▶ [Information given]:
____________________

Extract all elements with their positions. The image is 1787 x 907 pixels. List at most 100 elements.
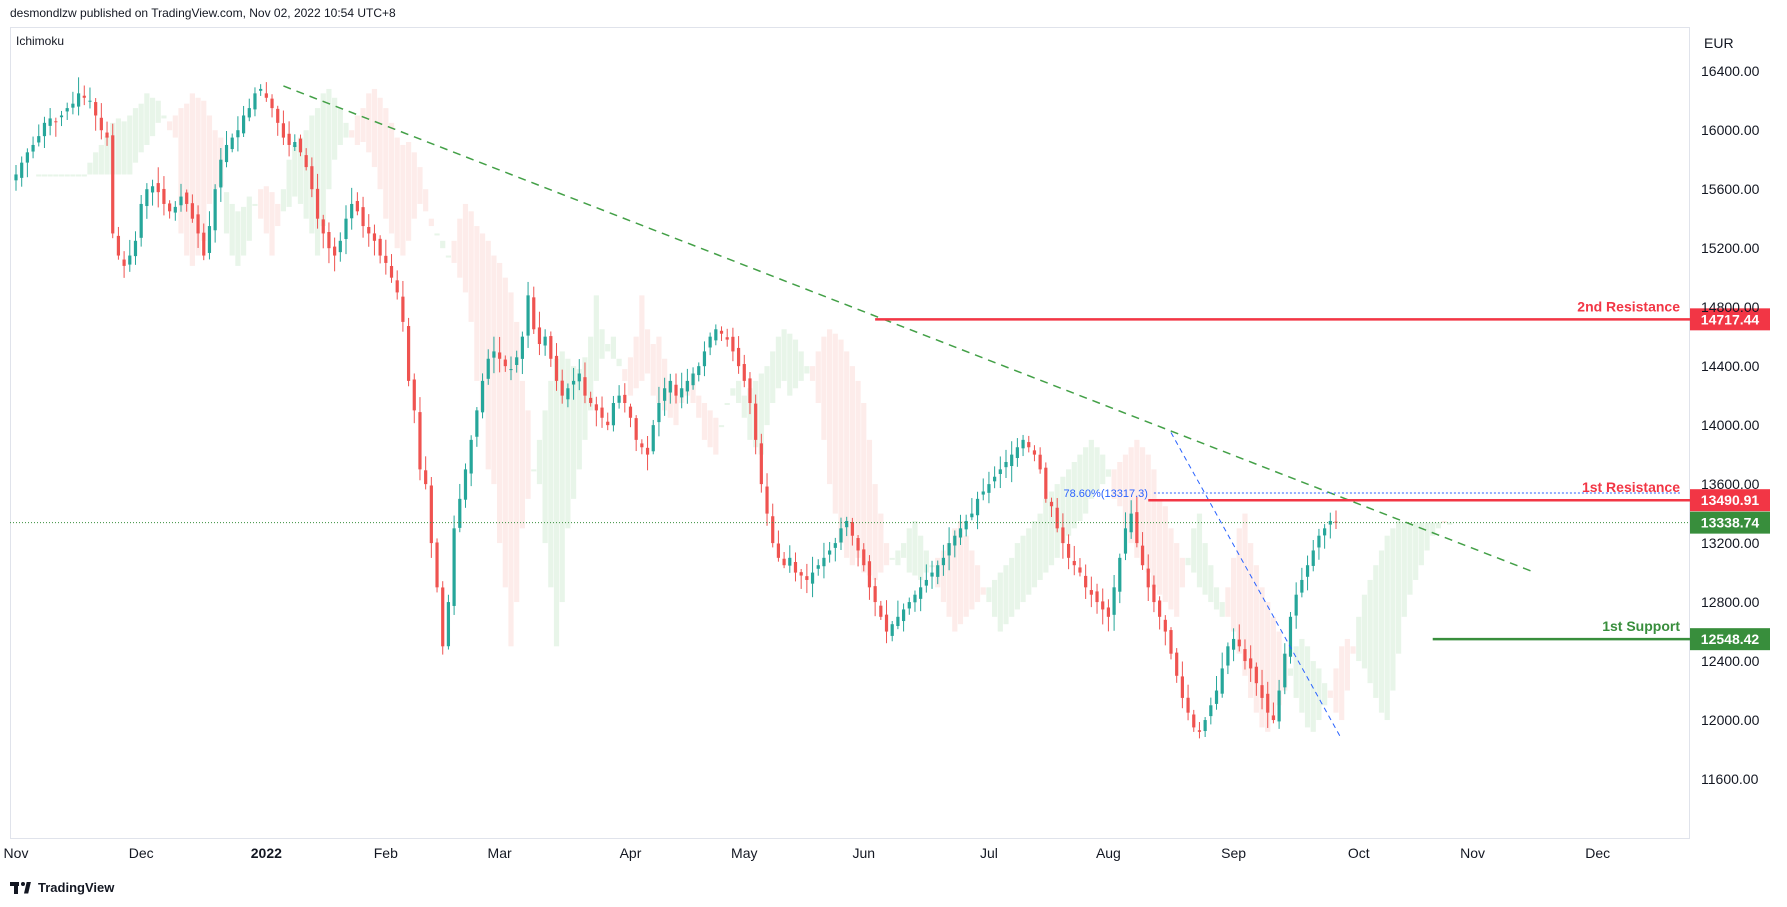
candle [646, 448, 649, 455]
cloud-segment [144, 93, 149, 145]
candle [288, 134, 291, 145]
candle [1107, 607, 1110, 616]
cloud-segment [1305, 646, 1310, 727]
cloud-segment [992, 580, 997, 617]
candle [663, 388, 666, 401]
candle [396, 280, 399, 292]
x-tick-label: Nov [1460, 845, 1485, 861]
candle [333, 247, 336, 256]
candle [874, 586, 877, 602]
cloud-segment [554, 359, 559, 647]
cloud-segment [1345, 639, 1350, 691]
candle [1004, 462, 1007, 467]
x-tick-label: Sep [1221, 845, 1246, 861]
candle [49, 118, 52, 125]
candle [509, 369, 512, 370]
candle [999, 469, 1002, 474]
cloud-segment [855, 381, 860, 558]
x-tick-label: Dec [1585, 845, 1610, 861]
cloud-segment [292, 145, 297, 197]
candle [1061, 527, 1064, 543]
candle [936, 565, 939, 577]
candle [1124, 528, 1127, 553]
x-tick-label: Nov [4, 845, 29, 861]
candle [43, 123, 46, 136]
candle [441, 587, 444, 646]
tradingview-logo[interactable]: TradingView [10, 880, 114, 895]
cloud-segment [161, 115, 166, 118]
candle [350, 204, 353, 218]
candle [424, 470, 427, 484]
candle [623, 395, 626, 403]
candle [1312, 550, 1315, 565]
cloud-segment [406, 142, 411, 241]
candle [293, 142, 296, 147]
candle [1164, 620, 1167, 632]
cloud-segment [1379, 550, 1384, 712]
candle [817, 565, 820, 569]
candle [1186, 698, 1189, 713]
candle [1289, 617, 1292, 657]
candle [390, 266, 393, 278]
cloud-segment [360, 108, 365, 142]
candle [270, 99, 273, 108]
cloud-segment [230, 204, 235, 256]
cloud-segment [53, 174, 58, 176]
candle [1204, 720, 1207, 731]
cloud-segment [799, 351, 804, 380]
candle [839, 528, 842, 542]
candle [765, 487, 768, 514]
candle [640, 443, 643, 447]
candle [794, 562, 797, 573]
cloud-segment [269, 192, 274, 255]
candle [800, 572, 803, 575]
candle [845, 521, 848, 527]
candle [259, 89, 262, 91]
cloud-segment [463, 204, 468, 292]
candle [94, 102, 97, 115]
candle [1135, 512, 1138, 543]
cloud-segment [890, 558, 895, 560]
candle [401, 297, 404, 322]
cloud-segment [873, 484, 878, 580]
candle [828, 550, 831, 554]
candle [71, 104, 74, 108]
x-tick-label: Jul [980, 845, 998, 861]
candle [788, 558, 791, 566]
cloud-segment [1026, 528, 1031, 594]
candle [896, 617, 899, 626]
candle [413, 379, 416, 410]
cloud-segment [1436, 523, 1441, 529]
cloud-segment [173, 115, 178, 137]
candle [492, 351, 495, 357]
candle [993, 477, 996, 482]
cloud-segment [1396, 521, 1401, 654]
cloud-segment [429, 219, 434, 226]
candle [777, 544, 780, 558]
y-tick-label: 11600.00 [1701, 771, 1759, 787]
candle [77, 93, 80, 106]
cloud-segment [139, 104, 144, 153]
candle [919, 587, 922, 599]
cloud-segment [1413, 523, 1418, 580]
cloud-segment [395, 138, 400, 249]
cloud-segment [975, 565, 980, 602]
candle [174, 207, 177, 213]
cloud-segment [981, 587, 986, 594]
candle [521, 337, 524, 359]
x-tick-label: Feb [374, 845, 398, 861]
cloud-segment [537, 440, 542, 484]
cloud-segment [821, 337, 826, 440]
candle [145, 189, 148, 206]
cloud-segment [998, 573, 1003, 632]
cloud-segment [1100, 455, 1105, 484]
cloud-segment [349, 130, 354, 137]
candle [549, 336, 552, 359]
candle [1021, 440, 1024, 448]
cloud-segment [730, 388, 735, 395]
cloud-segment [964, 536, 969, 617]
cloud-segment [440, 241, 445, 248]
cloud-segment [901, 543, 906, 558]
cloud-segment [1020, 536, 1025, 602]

____________________

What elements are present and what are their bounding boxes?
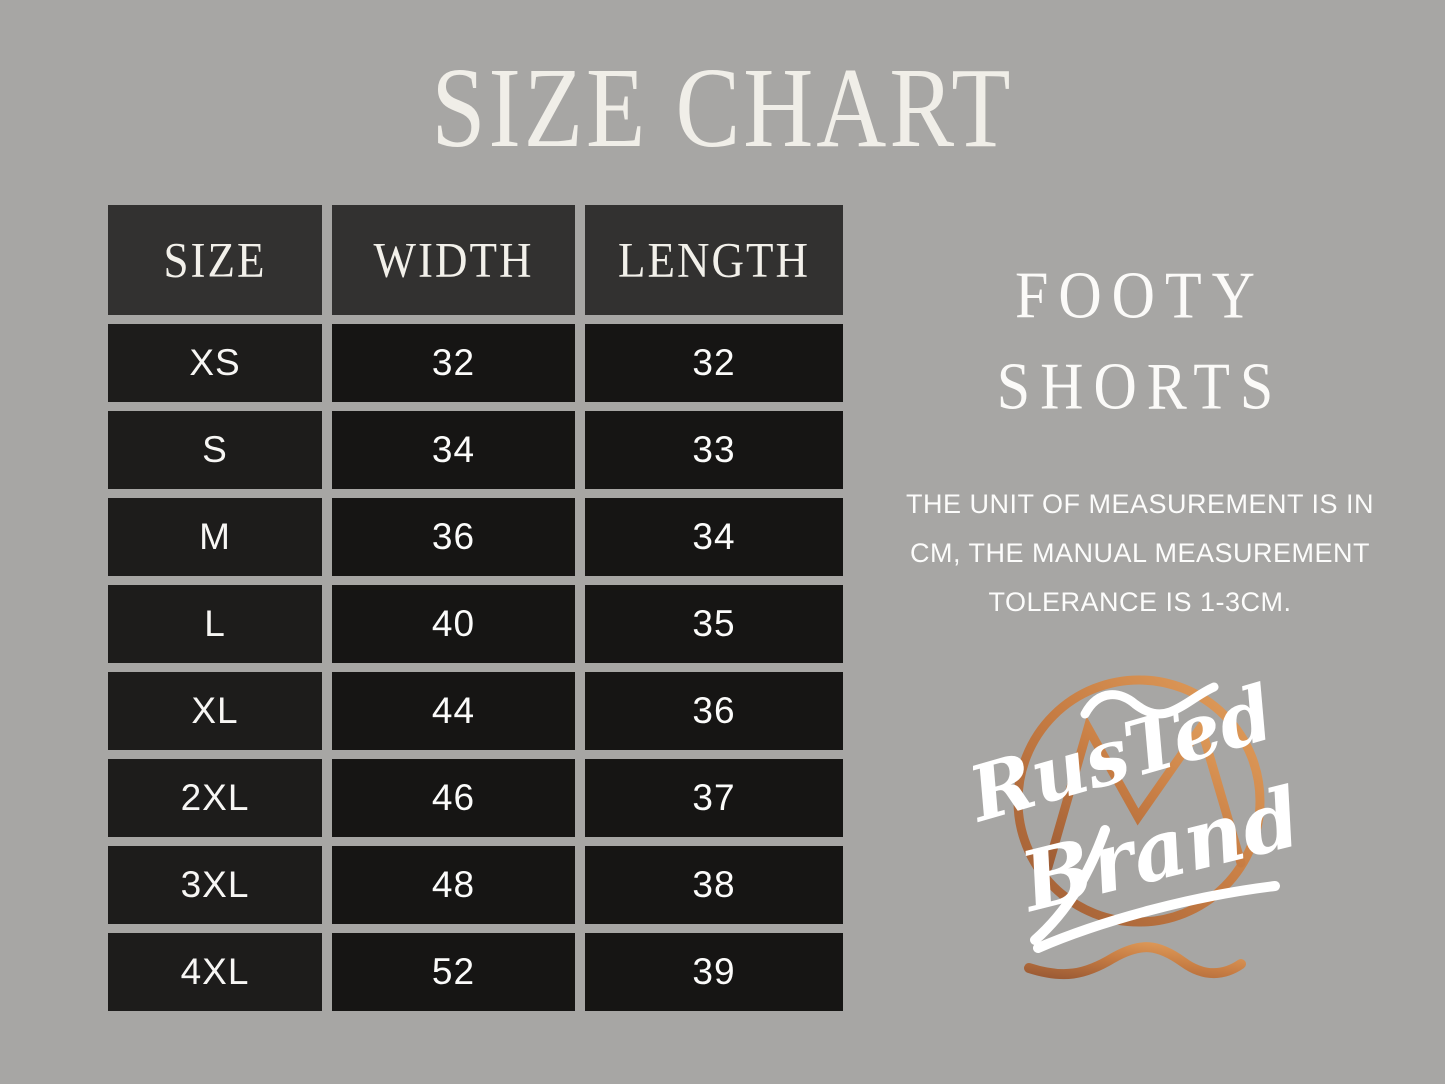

____________________

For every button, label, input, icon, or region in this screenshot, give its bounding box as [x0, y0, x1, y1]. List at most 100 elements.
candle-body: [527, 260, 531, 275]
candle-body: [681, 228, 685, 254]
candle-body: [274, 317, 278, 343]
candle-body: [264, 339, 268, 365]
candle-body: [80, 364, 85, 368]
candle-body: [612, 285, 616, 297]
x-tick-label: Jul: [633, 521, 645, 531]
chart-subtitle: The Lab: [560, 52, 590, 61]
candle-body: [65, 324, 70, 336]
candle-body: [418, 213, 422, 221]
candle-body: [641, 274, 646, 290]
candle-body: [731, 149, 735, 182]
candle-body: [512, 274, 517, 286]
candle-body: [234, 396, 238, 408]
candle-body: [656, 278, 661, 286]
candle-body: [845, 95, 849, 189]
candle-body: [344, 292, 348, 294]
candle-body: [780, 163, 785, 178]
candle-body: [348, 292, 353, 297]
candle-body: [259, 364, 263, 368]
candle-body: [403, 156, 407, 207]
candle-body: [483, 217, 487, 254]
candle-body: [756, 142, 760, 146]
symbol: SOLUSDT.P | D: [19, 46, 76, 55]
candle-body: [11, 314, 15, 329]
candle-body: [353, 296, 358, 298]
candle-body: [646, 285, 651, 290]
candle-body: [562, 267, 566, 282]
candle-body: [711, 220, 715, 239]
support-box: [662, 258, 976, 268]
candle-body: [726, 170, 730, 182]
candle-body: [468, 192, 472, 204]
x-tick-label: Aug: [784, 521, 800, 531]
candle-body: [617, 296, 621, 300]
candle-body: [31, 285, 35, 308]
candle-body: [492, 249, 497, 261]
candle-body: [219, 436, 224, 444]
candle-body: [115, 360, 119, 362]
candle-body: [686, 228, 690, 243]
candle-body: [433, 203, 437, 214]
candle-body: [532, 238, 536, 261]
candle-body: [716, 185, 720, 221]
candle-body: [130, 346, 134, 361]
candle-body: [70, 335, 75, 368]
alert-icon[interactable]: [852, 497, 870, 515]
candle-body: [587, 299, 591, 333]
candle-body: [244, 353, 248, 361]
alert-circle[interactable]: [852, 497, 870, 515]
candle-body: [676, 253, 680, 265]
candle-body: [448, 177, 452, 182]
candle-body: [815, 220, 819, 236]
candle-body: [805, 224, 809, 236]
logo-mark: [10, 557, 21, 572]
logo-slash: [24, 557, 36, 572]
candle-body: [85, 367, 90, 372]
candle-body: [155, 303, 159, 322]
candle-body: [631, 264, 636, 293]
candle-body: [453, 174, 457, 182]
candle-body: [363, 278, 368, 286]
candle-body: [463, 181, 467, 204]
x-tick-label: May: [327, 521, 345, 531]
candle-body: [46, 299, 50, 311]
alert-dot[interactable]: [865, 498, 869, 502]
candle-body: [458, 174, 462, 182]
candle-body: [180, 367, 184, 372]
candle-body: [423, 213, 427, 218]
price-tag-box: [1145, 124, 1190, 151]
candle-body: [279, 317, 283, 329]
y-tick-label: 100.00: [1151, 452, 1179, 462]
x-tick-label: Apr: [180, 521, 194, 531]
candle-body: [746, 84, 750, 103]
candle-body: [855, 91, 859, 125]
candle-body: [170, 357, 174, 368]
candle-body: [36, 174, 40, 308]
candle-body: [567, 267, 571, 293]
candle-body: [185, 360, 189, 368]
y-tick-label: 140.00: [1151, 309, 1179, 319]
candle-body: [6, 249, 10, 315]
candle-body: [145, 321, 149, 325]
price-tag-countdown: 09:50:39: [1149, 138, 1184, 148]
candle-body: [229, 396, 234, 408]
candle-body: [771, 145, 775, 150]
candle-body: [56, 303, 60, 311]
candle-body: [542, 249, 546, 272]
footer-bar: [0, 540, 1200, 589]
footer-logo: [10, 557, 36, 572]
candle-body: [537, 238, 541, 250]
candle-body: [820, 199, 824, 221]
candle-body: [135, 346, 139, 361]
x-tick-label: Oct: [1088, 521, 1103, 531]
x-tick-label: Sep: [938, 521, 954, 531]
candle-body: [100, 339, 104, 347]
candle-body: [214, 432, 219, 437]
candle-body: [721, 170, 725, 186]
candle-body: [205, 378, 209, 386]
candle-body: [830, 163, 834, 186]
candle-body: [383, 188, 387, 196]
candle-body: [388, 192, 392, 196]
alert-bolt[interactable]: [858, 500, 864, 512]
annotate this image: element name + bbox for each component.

____________________

Render the records above, from the line containing "Extract all elements" through the line containing "candle [43, 123, 46, 136]", as a two-column CSV with the columns "prompt" and "reply". Give one row per record, each field quoted and any line breaks replaced with spaces, and leave the pictures out.

▶ [Response]:
prompt,reply
"Extract all elements with their positions. The image is 1787 x 907 pixels. List at most 100 elements.","candle [646, 448, 649, 455] cloud-segment [144, 93, 149, 145] candle [288, 134, 291, 145] candle [1107, 607, 1110, 616] cloud-segment [1305, 646, 1310, 727] cloud-segment [992, 580, 997, 617] candle [663, 388, 666, 401] candle [396, 280, 399, 292] x-tick-label: Nov [1460, 845, 1485, 861] candle [333, 247, 336, 256] candle [874, 586, 877, 602] cloud-segment [554, 359, 559, 647] cloud-segment [1345, 639, 1350, 691] candle [1004, 462, 1007, 467] x-tick-label: Sep [1221, 845, 1246, 861] candle [49, 118, 52, 125] candle [509, 369, 512, 370] candle [999, 469, 1002, 474] cloud-segment [855, 381, 860, 558] x-tick-label: Dec [1585, 845, 1610, 861] cloud-segment [292, 145, 297, 197] candle [1061, 527, 1064, 543] candle [936, 565, 939, 577] candle [1124, 528, 1127, 553] x-tick-label: Nov [4, 845, 29, 861] candle [43, 123, 46, 136]"